GIVEN INFORMATION: Begin
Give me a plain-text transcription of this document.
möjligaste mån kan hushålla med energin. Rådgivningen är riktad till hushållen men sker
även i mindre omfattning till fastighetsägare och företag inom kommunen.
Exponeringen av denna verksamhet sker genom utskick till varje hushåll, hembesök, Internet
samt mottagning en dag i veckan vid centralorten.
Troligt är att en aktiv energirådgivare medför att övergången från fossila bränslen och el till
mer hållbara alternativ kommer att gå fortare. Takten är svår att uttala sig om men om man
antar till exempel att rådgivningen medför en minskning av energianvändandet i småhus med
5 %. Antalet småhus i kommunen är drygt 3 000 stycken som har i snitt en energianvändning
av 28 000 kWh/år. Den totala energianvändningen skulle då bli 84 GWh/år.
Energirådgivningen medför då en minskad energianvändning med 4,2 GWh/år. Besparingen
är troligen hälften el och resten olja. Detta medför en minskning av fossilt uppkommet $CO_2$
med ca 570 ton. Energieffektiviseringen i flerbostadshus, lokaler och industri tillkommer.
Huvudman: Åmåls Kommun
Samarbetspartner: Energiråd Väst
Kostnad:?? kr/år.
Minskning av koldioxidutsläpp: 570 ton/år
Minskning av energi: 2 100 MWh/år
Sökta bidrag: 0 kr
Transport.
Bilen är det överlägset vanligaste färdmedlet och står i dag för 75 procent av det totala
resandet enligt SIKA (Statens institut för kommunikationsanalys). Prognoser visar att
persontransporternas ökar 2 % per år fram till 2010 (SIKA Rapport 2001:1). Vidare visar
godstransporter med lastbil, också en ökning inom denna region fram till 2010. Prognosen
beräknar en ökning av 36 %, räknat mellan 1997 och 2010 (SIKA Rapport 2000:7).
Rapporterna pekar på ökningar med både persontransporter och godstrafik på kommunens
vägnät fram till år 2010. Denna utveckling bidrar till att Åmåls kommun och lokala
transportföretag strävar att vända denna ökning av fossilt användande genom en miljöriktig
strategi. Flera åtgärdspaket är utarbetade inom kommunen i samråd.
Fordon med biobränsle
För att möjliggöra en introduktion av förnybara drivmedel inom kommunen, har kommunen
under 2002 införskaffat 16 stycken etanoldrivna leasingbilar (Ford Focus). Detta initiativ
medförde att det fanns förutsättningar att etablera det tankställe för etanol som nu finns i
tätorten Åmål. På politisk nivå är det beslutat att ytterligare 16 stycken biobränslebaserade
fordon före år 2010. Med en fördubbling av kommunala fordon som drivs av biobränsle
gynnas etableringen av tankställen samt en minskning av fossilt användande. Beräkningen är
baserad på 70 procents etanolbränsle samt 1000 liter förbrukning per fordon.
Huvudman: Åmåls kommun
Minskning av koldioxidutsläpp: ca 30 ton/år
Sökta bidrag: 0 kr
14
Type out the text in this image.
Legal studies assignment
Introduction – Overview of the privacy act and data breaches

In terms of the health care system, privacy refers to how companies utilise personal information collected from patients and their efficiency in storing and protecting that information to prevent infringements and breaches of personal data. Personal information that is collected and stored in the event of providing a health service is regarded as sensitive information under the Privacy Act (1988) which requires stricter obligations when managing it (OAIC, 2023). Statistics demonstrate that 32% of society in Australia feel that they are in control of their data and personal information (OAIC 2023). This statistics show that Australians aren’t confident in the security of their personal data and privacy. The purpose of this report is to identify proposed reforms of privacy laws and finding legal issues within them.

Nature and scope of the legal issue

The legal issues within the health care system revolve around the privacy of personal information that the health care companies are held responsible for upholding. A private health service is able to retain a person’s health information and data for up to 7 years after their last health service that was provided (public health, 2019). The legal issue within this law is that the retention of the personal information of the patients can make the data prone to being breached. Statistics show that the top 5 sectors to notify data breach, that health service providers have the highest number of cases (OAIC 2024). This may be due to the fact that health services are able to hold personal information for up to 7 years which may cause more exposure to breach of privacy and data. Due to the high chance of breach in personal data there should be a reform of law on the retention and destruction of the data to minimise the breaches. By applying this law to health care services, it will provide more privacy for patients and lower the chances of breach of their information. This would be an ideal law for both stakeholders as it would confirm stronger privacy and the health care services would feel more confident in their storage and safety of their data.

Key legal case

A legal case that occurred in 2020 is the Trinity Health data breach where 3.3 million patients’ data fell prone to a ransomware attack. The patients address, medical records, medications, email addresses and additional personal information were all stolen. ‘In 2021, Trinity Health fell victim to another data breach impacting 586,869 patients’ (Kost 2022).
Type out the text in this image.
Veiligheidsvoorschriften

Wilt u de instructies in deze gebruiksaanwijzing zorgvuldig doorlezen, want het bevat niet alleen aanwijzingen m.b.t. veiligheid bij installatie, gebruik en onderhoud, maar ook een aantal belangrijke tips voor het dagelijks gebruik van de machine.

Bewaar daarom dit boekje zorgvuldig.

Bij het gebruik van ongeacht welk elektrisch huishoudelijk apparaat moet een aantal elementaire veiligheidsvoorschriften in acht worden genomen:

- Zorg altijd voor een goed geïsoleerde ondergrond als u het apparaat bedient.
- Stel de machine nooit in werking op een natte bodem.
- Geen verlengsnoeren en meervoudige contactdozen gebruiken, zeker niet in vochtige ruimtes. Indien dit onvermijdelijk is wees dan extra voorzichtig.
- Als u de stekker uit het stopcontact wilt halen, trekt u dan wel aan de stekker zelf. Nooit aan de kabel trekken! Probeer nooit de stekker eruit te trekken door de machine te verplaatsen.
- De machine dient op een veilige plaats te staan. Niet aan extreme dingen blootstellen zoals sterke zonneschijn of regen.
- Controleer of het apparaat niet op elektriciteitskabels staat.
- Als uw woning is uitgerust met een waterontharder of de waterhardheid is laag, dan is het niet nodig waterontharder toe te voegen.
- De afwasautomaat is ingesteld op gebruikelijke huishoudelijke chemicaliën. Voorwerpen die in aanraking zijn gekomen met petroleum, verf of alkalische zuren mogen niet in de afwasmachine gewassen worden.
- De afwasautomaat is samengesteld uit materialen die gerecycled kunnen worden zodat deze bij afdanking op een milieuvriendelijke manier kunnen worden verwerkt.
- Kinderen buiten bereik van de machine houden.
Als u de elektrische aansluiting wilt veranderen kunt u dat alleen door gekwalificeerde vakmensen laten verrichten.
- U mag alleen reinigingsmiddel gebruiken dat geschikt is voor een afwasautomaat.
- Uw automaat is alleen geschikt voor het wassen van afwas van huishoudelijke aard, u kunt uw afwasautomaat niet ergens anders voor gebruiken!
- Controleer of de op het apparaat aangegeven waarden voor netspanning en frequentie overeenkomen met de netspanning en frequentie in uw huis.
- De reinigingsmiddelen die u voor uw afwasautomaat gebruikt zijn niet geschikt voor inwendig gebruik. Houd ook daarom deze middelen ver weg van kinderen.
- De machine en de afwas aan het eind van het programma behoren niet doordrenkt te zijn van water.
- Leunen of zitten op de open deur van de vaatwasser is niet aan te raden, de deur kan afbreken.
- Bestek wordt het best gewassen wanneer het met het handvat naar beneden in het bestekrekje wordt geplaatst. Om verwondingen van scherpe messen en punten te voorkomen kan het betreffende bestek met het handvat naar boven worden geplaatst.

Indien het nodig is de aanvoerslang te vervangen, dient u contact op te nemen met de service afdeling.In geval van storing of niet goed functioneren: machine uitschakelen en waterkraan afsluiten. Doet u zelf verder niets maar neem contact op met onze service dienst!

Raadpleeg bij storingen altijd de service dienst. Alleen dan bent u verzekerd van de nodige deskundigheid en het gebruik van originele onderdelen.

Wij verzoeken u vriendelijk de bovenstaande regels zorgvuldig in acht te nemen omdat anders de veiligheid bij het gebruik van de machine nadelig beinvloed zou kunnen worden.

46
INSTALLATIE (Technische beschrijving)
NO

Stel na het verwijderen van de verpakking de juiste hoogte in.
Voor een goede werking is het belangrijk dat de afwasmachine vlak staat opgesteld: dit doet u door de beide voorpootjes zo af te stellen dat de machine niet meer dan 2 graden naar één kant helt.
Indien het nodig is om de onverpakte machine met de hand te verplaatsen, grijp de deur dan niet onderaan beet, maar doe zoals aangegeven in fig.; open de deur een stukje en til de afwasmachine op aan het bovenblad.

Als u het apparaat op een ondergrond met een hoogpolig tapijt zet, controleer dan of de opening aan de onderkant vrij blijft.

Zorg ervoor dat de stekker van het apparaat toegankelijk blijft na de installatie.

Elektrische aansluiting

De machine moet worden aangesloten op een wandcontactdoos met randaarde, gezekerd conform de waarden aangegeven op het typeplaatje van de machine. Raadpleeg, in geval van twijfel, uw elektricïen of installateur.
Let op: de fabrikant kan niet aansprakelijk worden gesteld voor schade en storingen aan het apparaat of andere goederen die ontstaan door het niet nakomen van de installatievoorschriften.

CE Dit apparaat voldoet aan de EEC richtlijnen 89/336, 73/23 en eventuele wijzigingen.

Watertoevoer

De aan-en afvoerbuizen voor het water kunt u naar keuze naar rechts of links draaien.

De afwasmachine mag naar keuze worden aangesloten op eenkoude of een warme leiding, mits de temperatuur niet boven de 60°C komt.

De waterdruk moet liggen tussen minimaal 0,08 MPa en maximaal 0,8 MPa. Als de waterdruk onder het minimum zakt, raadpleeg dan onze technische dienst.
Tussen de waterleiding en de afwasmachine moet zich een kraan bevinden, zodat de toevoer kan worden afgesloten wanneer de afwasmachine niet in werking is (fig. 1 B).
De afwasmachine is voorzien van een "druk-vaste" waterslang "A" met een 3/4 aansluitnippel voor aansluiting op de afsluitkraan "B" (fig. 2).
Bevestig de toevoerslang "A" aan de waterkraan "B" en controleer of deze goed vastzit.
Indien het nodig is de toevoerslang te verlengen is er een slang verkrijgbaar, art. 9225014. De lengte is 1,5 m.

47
GIVEN INFORMATION: End
WHAT YOU NEED TO DO - From the listing above, report the number of lines containing the string "werking", without any accompanying remarks.

ANSWER TO THE PROBLEM - 3